• **Data records**:
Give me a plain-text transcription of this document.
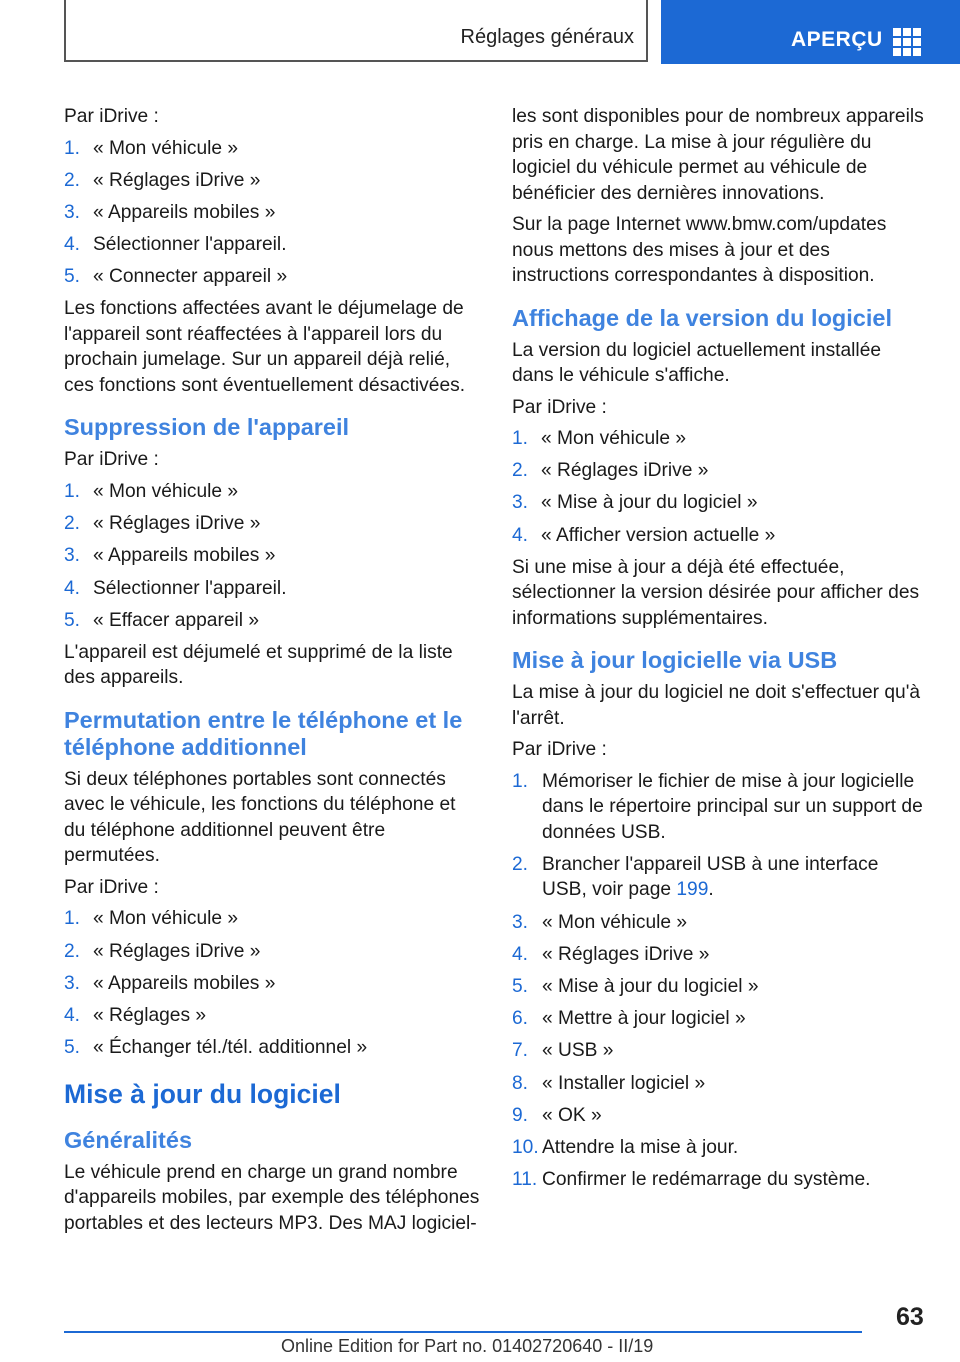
Réglages généraux	APERÇU

Par iDrive :

1. « Mon véhicule »
2. « Réglages iDrive »
3. « Appareils mobiles »
4. Sélectionner l'appareil.
5. « Connecter appareil »

Les fonctions affectées avant le déjumelage de l'appareil sont réaffectées à l'appareil lors du prochain jumelage. Sur un appareil déjà relié, ces fonctions sont éventuellement désactivées.

Suppression de l'appareil

Par iDrive :

1. « Mon véhicule »
2. « Réglages iDrive »
3. « Appareils mobiles »
4. Sélectionner l'appareil.
5. « Effacer appareil »

L'appareil est déjumelé et supprimé de la liste des appareils.

Permutation entre le téléphone et le téléphone additionnel

Si deux téléphones portables sont connectés avec le véhicule, les fonctions du téléphone et du téléphone additionnel peuvent être permutées.

Par iDrive :

1. « Mon véhicule »
2. « Réglages iDrive »
3. « Appareils mobiles »
4. « Réglages »
5. « Échanger tél./tél. additionnel »
Mise à jour du logiciel
Généralités

Le véhicule prend en charge un grand nombre d'appareils mobiles, par exemple des téléphones portables et des lecteurs MP3. Des MAJ logiciel-

les sont disponibles pour de nombreux appareils pris en charge. La mise à jour régulière du logiciel du véhicule permet au véhicule de bénéficier des dernières innovations.

Sur la page Internet www.bmw.com/updates nous mettons des mises à jour et des instructions correspondantes à disposition.

Affichage de la version du logiciel

La version du logiciel actuellement installée dans le véhicule s'affiche.

Par iDrive :

1. « Mon véhicule »
2. « Réglages iDrive »
3. « Mise à jour du logiciel »
4. « Afficher version actuelle »

Si une mise à jour a déjà été effectuée, sélectionner la version désirée pour afficher des informations supplémentaires.

Mise à jour logicielle via USB

La mise à jour du logiciel ne doit s'effectuer qu'à l'arrêt.

Par iDrive :

1. Mémoriser le fichier de mise à jour logicielle dans le répertoire principal sur un support de données USB.
2. Brancher l'appareil USB à une interface USB, voir page 199.
3. « Mon véhicule »
4. « Réglages iDrive »
5. « Mise à jour du logiciel »
6. « Mettre à jour logiciel »
7. « USB »
8. « Installer logiciel »
9. « OK »
10. Attendre la mise à jour.
11. Confirmer le redémarrage du système.
63
Online Edition for Part no. 01402720640 - II/19
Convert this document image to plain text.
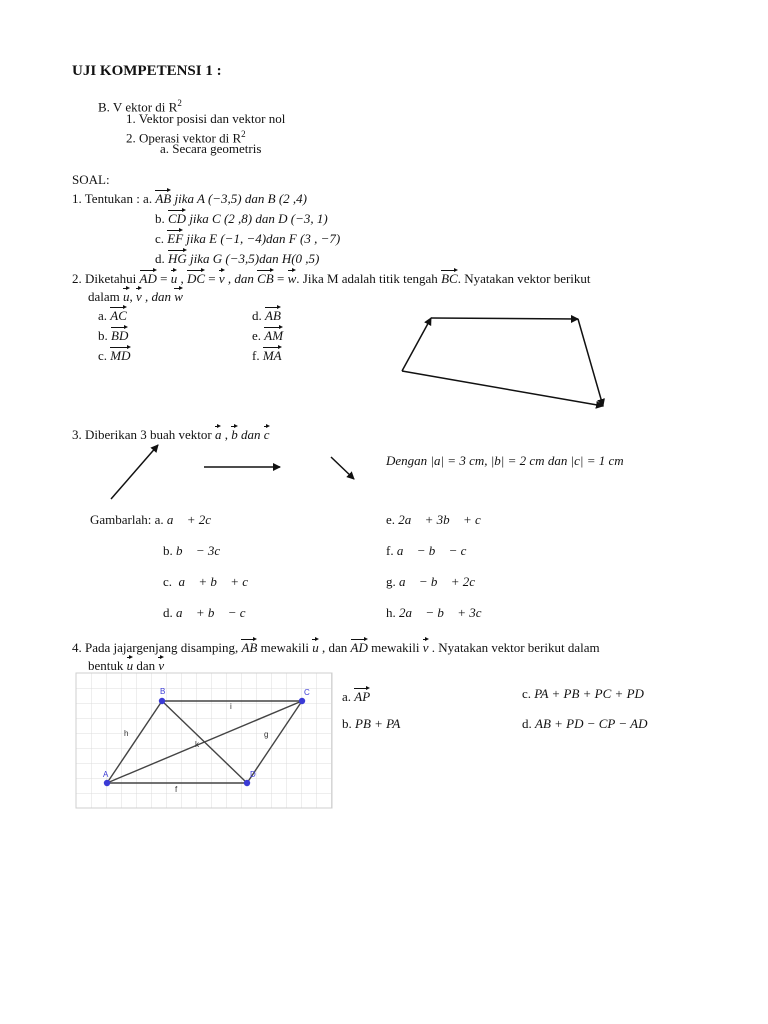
UJI KOMPETENSI 1 :
B. V ektor di $R^2$
1. Vektor posisi dan vektor nol
2. Operasi vektor di $R^2$
a. Secara geometris
SOAL:
1. Tentukan : a. AB jika A (−3,5) dan B (2 ,4)
b. CD jika C (2 ,8) dan D (−3, 1)
c. EF jika E (−1, −4)dan F (3 , −7)
d. HG jika G (−3,5)dan H(0 ,5)
2. Diketahui AD = u , DC = v , dan CB = w. Jika M adalah titik tengah BC. Nyatakan vektor berikut
dalam u, v , dan w
a. AC
b. BD
c. MD
d. AB
e. AM
f. MA
3. Diberikan 3 buah vektor a , b dan c
Dengan |a| = 3 cm, |b| = 2 cm dan |c| = 1 cm
Gambarlah: a. a⃗ + 2c⃗
b. b⃗ − 3c⃗
c. a⃗ + b⃗ + c⃗
d. a⃗ + b⃗ − c⃗
e. 2a⃗ + 3b⃗ + c⃗
f. a⃗ − b⃗ − c⃗
g. a⃗ − b⃗ + 2c⃗
h. 2a⃗ − b⃗ + 3c⃗
4. Pada jajargenjang disamping, AB mewakili u , dan AD mewakili v . Nyatakan vektor berikut dalam
bentuk u dan v
A
B	C
D
h
i
g
f
k
a. AP
b. PB + PA
c. PA + PB + PC + PD
d. AB + PD − CP − AD
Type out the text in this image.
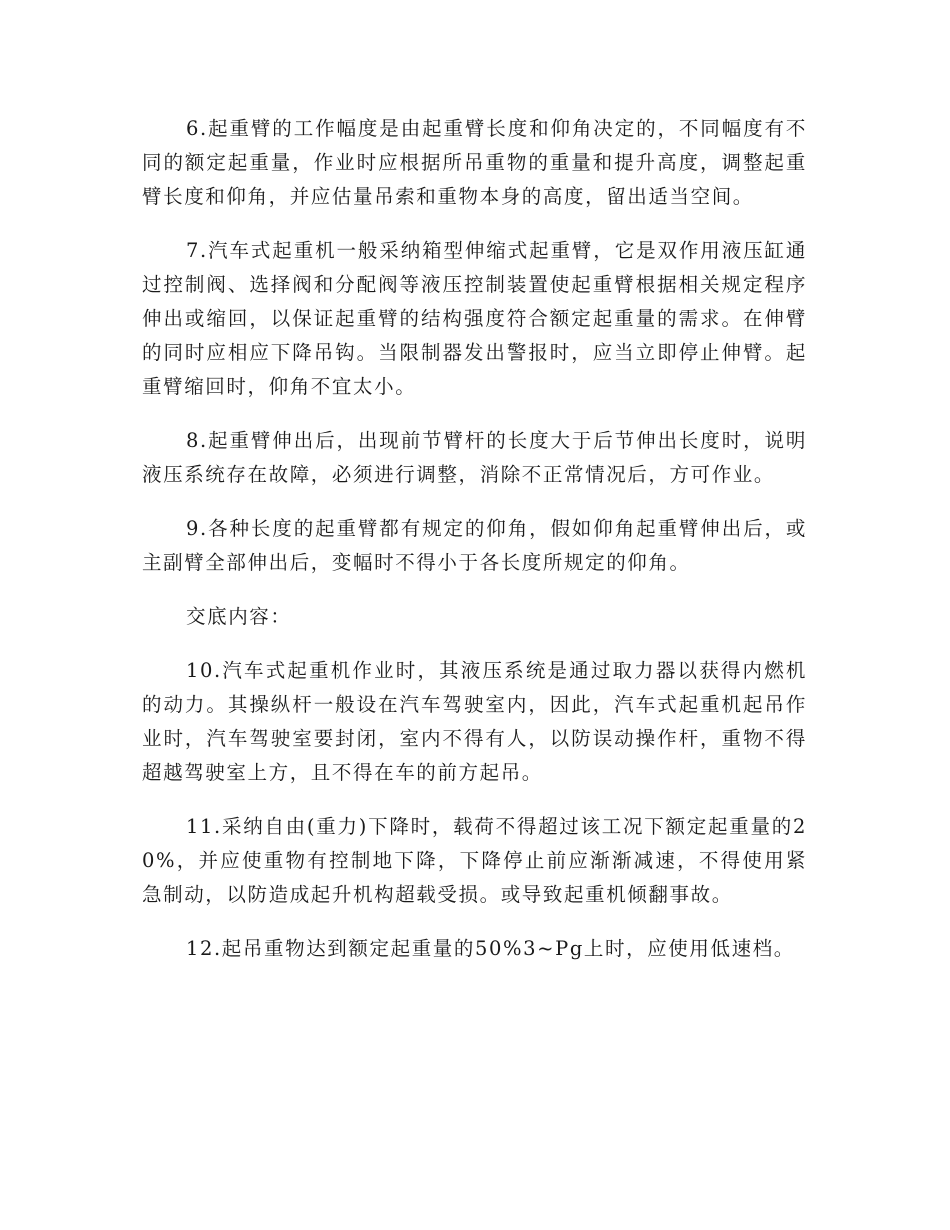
6.起重臂的工作幅度是由起重臂长度和仰角决定的，不同幅度有不同的额定起重量，作业时应根据所吊重物的重量和提升高度，调整起重臂长度和仰角，并应估量吊索和重物本身的高度，留出适当空间。

7.汽车式起重机一般采纳箱型伸缩式起重臂，它是双作用液压缸通过控制阀、选择阀和分配阀等液压控制装置使起重臂根据相关规定程序伸出或缩回，以保证起重臂的结构强度符合额定起重量的需求。在伸臂的同时应相应下降吊钩。当限制器发出警报时，应当立即停止伸臂。起重臂缩回时，仰角不宜太小。

8.起重臂伸出后，出现前节臂杆的长度大于后节伸出长度时，说明液压系统存在故障，必须进行调整，消除不正常情况后，方可作业。

9.各种长度的起重臂都有规定的仰角，假如仰角起重臂伸出后，或主副臂全部伸出后，变幅时不得小于各长度所规定的仰角。

交底内容：

10.汽车式起重机作业时，其液压系统是通过取力器以获得内燃机的动力。其操纵杆一般设在汽车驾驶室内，因此，汽车式起重机起吊作业时，汽车驾驶室要封闭，室内不得有人，以防误动操作杆，重物不得超越驾驶室上方，且不得在车的前方起吊。

11.采纳自由(重力)下降时，载荷不得超过该工况下额定起重量的20%，并应使重物有控制地下降，下降停止前应渐渐减速，不得使用紧急制动，以防造成起升机构超载受损。或导致起重机倾翻事故。

12.起吊重物达到额定起重量的50%3~Pg上时，应使用低速档。
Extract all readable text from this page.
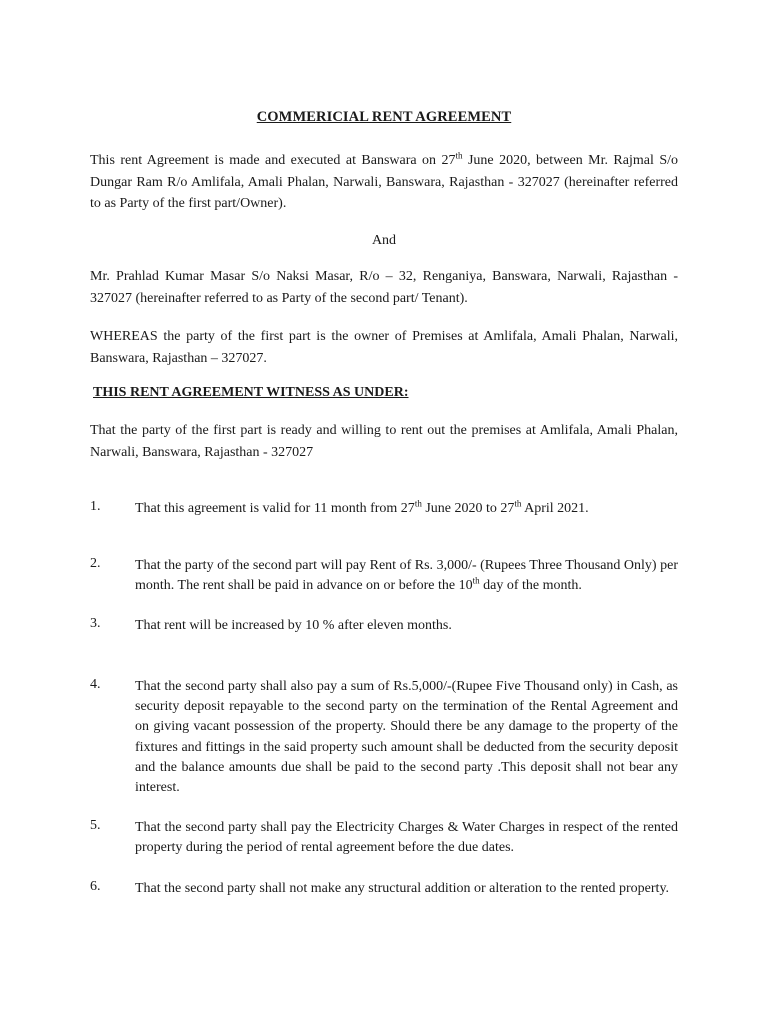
COMMERICIAL RENT AGREEMENT

This rent Agreement is made and executed at Banswara on 27th June 2020, between Mr. Rajmal S/o Dungar Ram R/o Amlifala, Amali Phalan, Narwali, Banswara, Rajasthan - 327027 (hereinafter referred to as Party of the first part/Owner).

And

Mr. Prahlad Kumar Masar S/o Naksi Masar, R/o – 32, Renganiya, Banswara, Narwali, Rajasthan - 327027 (hereinafter referred to as Party of the second part/ Tenant).

WHEREAS the party of the first part is the owner of Premises at Amlifala, Amali Phalan, Narwali, Banswara, Rajasthan – 327027.

THIS RENT AGREEMENT WITNESS AS UNDER:

That the party of the first part is ready and willing to rent out the premises at Amlifala, Amali Phalan, Narwali, Banswara, Rajasthan - 327027

1.	That this agreement is valid for 11 month from 27th June 2020 to 27th April 2021.

2.	That the party of the second part will pay Rent of Rs. 3,000/- (Rupees Three Thousand Only) per month. The rent shall be paid in advance on or before the 10th day of the month.

3.	That rent will be increased by 10 % after eleven months.

4.	That the second party shall also pay a sum of Rs.5,000/-(Rupee Five Thousand only) in Cash, as security deposit repayable to the second party on the termination of the Rental Agreement and on giving vacant possession of the property. Should there be any damage to the property of the fixtures and fittings in the said property such amount shall be deducted from the security deposit and the balance amounts due shall be paid to the second party .This deposit shall not bear any interest.

5.	That the second party shall pay the Electricity Charges & Water Charges in respect of the rented property during the period of rental agreement before the due dates.

6.	That the second party shall not make any structural addition or alteration to the rented property.
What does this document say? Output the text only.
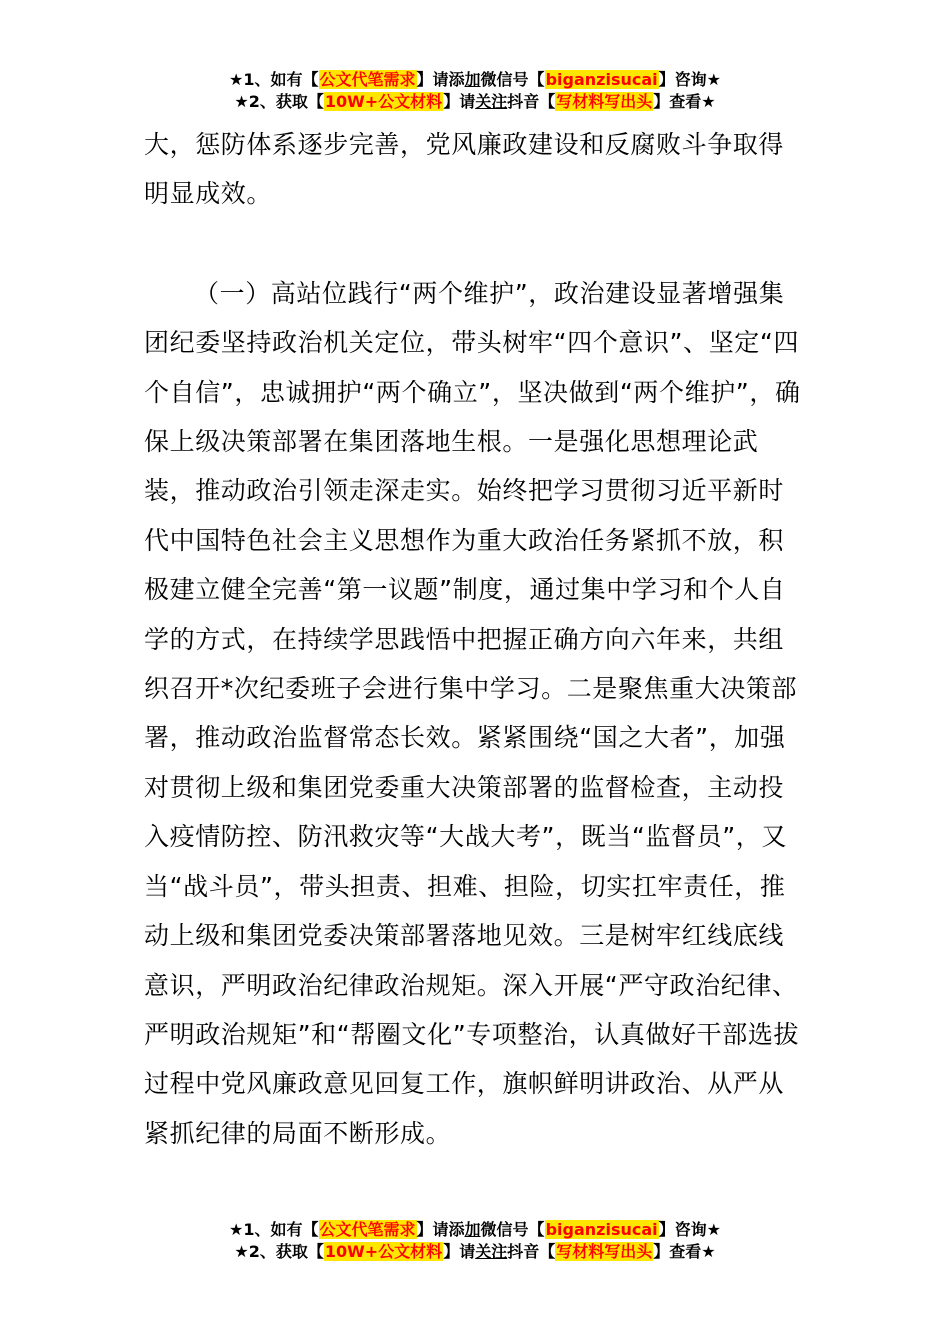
★1、如有【公文代笔需求】请添加微信号【biganzisucai】咨询★
★2、获取【10W+公文材料】请关注抖音【写材料写出头】查看★

大，惩防体系逐步完善，党风廉政建设和反腐败斗争取得明显成效。

（一）高站位践行“两个维护”，政治建设显著增强集团纪委坚持政治机关定位，带头树牢“四个意识”、坚定“四个自信”，忠诚拥护“两个确立”，坚决做到“两个维护”，确保上级决策部署在集团落地生根。一是强化思想理论武装，推动政治引领走深走实。始终把学习贯彻习近平新时代中国特色社会主义思想作为重大政治任务紧抓不放，积极建立健全完善“第一议题”制度，通过集中学习和个人自学的方式，在持续学思践悟中把握正确方向六年来，共组织召开*次纪委班子会进行集中学习。二是聚焦重大决策部署，推动政治监督常态长效。紧紧围绕“国之大者”，加强对贯彻上级和集团党委重大决策部署的监督检查，主动投入疫情防控、防汛救灾等“大战大考”，既当“监督员”，又当“战斗员”，带头担责、担难、担险，切实扛牢责任，推动上级和集团党委决策部署落地见效。三是树牢红线底线意识，严明政治纪律政治规矩。深入开展“严守政治纪律、严明政治规矩”和“帮圈文化”专项整治，认真做好干部选拔过程中党风廉政意见回复工作，旗帜鲜明讲政治、从严从紧抓纪律的局面不断形成。

★1、如有【公文代笔需求】请添加微信号【biganzisucai】咨询★
★2、获取【10W+公文材料】请关注抖音【写材料写出头】查看★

• **Task instructions**:
Scan the material and collect every line that contains "téléphones".

• **In response**:
Si deux téléphones portables sont connectés avec le véhicule, les fonctions du téléphone et du téléphone additionnel peuvent être permutées.
Le véhicule prend en charge un grand nombre d'appareils mobiles, par exemple des téléphones portables et des lecteurs MP3. Des MAJ logiciel-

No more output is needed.